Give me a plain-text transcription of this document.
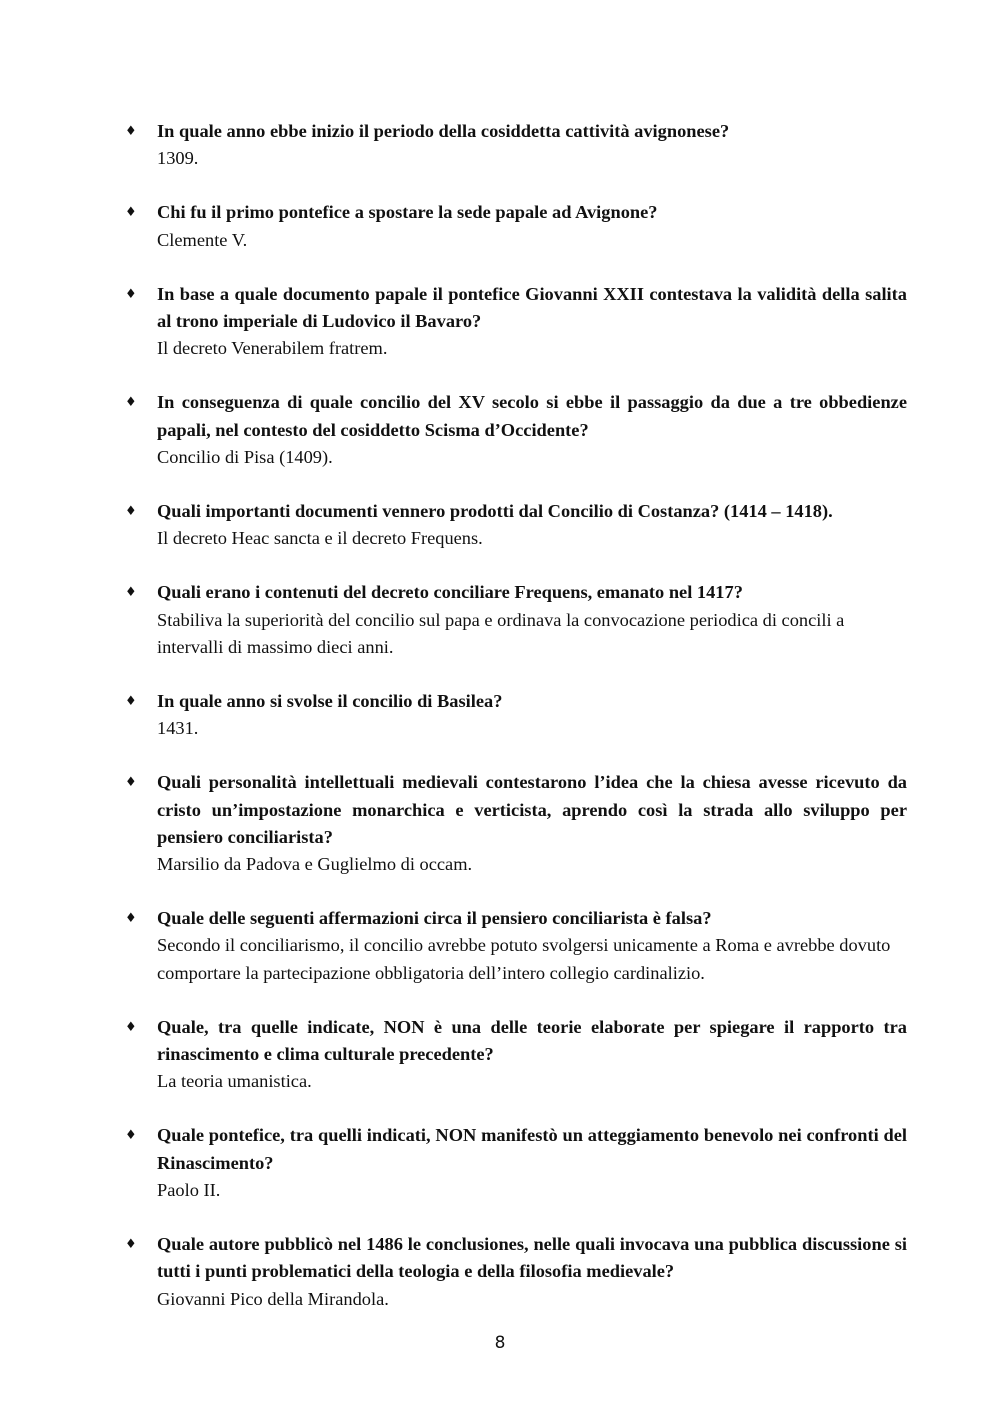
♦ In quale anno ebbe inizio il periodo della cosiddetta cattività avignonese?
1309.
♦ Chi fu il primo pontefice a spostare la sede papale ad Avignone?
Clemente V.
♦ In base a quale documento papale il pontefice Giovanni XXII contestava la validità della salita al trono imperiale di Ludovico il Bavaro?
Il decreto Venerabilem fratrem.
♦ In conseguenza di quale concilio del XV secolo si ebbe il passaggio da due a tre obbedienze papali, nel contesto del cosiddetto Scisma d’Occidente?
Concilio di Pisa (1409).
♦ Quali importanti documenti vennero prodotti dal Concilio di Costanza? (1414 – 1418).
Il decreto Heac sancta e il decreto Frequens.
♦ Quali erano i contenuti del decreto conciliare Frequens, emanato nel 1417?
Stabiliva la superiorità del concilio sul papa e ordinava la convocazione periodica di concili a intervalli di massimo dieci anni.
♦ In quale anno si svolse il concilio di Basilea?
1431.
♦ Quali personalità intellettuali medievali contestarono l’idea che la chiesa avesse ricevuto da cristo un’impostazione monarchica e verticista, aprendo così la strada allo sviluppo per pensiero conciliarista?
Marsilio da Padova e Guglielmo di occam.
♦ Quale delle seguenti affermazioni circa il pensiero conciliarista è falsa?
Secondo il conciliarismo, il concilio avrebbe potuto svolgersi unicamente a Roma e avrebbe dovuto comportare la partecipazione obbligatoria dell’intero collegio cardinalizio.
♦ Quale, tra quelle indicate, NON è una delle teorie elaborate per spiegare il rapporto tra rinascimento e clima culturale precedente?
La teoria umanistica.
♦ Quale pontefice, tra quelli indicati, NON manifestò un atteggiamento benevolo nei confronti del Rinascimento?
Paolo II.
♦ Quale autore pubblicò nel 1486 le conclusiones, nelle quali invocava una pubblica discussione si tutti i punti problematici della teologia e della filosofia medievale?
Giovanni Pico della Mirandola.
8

#### EXERCISE DESCRIPTION
Pick out the lines above that hold the string "pontefice" and show them.

#### REPLY
♦ Chi fu il primo pontefice a spostare la sede papale ad Avignone?
♦ In base a quale documento papale il pontefice Giovanni XXII contestava la validità della salita al trono imperiale di Ludovico il Bavaro?
♦ Quale pontefice, tra quelli indicati, NON manifestò un atteggiamento benevolo nei confronti del Rinascimento?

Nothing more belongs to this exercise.